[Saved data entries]
#####

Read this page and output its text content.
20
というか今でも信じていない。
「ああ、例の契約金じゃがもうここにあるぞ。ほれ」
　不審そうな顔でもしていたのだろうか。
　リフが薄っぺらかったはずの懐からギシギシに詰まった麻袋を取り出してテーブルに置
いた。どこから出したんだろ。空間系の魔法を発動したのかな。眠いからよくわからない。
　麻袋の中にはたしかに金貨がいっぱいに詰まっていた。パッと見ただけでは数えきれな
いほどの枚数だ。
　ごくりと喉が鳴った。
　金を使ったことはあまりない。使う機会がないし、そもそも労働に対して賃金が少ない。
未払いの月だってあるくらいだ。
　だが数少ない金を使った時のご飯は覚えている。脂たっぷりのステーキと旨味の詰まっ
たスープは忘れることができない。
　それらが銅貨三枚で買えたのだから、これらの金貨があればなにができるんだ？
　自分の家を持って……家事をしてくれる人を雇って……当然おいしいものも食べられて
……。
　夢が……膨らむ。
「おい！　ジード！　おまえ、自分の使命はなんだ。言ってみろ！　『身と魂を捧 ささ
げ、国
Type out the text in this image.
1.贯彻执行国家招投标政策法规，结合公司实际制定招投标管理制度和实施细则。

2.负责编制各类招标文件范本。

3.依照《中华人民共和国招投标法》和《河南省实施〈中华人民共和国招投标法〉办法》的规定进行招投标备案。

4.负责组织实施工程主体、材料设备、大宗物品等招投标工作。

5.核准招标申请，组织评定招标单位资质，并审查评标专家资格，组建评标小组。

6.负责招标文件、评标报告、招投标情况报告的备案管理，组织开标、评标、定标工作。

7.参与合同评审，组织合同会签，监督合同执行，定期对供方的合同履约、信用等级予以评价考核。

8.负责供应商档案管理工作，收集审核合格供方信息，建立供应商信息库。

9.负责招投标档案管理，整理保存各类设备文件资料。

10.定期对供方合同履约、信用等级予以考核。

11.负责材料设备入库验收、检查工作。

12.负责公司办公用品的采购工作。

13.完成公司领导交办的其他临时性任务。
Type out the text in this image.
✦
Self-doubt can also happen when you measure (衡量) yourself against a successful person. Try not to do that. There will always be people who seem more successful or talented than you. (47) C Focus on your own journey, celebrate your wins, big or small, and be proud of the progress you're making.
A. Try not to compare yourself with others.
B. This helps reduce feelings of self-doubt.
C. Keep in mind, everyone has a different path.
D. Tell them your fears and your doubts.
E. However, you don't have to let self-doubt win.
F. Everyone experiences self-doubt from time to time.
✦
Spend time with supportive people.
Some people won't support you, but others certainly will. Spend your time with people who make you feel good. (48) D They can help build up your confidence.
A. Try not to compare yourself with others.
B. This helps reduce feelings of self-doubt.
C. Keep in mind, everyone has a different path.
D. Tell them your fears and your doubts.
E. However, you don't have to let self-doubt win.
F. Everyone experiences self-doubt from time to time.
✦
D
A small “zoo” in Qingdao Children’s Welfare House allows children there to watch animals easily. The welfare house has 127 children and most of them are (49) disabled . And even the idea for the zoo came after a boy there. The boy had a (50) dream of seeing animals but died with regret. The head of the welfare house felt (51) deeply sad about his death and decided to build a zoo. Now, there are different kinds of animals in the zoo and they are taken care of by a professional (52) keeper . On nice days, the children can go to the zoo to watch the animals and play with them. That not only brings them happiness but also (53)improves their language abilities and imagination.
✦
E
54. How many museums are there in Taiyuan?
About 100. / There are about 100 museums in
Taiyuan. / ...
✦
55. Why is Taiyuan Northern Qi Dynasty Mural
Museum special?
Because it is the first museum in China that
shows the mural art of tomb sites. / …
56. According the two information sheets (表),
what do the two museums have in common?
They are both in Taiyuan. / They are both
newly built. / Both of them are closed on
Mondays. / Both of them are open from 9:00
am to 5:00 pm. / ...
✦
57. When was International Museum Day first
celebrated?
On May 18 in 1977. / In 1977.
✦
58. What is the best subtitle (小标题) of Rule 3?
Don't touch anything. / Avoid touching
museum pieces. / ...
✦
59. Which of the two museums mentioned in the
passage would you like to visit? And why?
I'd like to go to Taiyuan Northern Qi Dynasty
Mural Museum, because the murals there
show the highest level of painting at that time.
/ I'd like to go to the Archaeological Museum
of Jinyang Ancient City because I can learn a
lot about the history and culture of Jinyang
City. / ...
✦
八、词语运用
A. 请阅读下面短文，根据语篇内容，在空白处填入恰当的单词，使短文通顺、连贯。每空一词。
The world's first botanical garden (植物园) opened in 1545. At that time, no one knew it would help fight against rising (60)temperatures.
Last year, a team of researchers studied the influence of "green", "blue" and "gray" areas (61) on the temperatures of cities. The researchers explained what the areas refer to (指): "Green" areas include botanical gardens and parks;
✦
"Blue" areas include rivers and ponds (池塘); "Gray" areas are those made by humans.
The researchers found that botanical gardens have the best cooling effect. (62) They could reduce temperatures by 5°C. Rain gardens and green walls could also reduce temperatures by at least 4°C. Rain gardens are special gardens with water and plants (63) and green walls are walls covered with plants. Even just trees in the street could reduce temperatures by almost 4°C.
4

#####

* Given request: Report each line in the preceding entries that holds the string "Taiyuan".

* Reply:
54. How many museums are there in Taiyuan?
Taiyuan. / ...
55. Why is Taiyuan Northern Qi Dynasty Mural
They are both in Taiyuan. / They are both
I'd like to go to Taiyuan Northern Qi Dynasty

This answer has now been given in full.